Dataset rows about figures
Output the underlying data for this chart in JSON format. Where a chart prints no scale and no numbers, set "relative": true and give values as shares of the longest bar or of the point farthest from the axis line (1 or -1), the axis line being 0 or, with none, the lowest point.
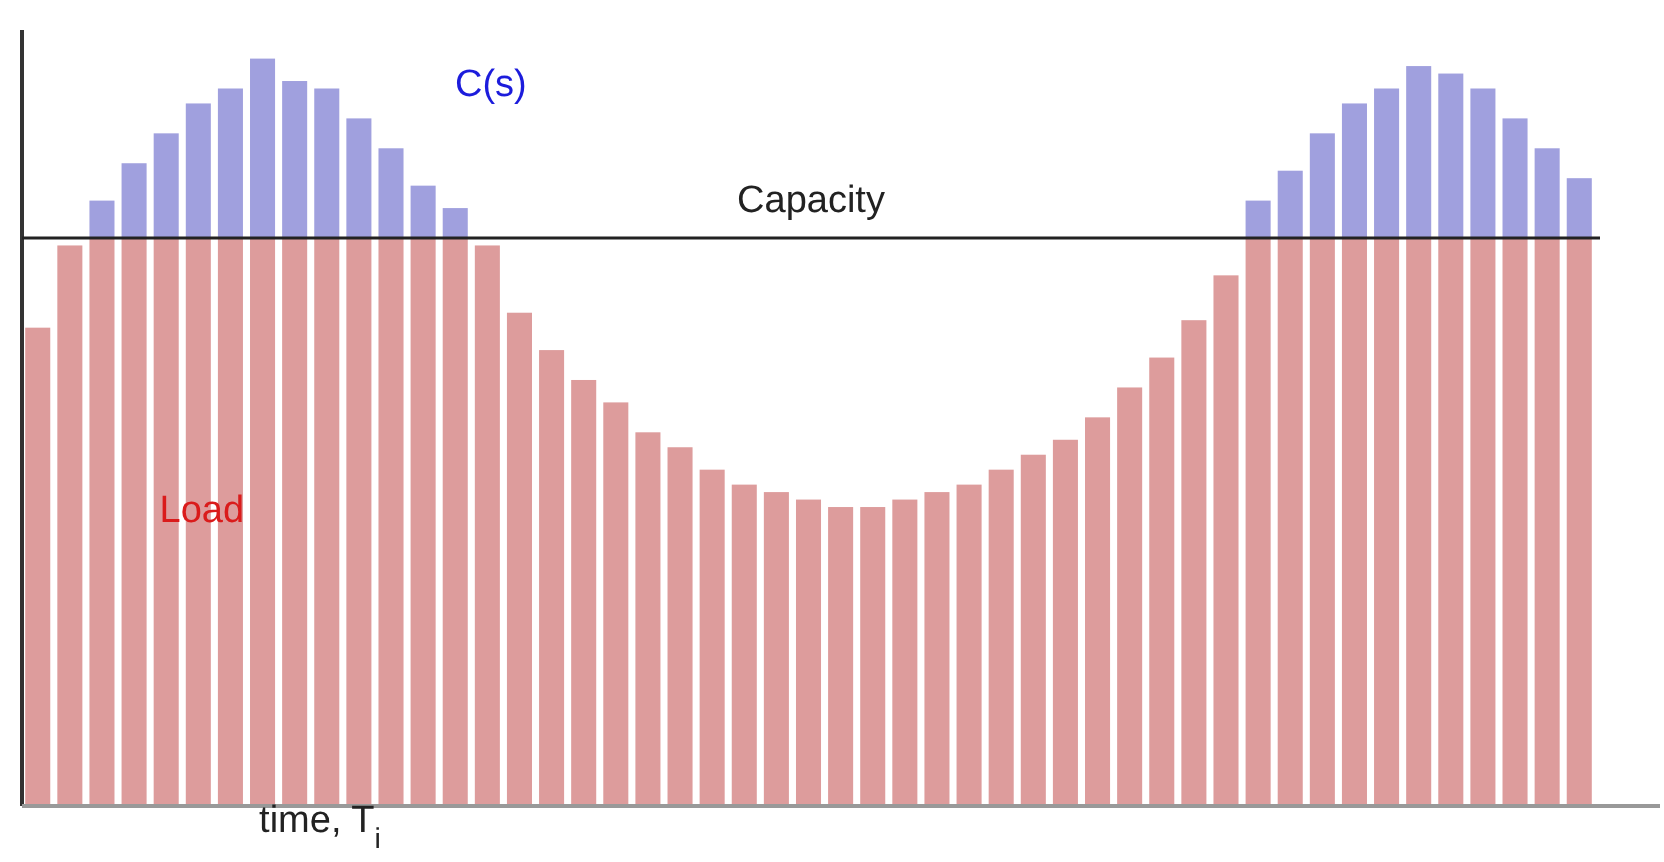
{
  "chart_data": {
    "type": "bar",
    "stacked": true,
    "relative": true,
    "xlabel": "time, T$_{i}$",
    "legend": false,
    "categories": [
      null,
      null,
      null,
      null,
      null,
      null,
      null,
      null,
      null,
      null,
      null,
      null,
      null,
      null,
      null,
      null,
      null,
      null,
      null,
      null,
      null,
      null,
      null,
      null,
      null,
      null,
      null,
      null,
      null,
      null,
      null,
      null,
      null,
      null,
      null,
      null,
      null,
      null,
      null,
      null,
      null,
      null,
      null,
      null,
      null,
      null,
      null,
      null,
      null
    ],
    "series": [
      {
        "name": "Load",
        "color": "#dd9c9c",
        "values": [
          0.64,
          0.75,
          0.76,
          0.76,
          0.76,
          0.76,
          0.76,
          0.76,
          0.76,
          0.76,
          0.76,
          0.76,
          0.76,
          0.76,
          0.75,
          0.66,
          0.61,
          0.57,
          0.54,
          0.5,
          0.48,
          0.45,
          0.43,
          0.42,
          0.41,
          0.4,
          0.4,
          0.41,
          0.42,
          0.43,
          0.45,
          0.47,
          0.49,
          0.52,
          0.56,
          0.6,
          0.65,
          0.71,
          0.76,
          0.76,
          0.76,
          0.76,
          0.76,
          0.76,
          0.76,
          0.76,
          0.76,
          0.76,
          0.76
        ]
      },
      {
        "name": "C(s)",
        "color": "#a0a0de",
        "values": [
          null,
          null,
          0.05,
          0.1,
          0.14,
          0.18,
          0.2,
          0.24,
          0.21,
          0.2,
          0.16,
          0.12,
          0.07,
          0.04,
          null,
          null,
          null,
          null,
          null,
          null,
          null,
          null,
          null,
          null,
          null,
          null,
          null,
          null,
          null,
          null,
          null,
          null,
          null,
          null,
          null,
          null,
          null,
          null,
          0.05,
          0.09,
          0.14,
          0.18,
          0.2,
          0.23,
          0.22,
          0.2,
          0.16,
          0.12,
          0.08
        ]
      }
    ],
    "ref_lines": [
      {
        "axis": "y",
        "value": 0.76,
        "label": "Capacity",
        "color": "#222222"
      }
    ]
  }
}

**OBJECTIVE:**
From the records above, pull out each line that has "true".

**TASK RESULT:**
Output the underlying data for this chart in JSON format. Where a chart prints no scale and no numbers, set "relative": true and give values as shares of the longest bar or of the point farthest from the axis line (1 or -1), the axis line being 0 or, with none, the lowest point.
    "stacked": true,
    "relative": true,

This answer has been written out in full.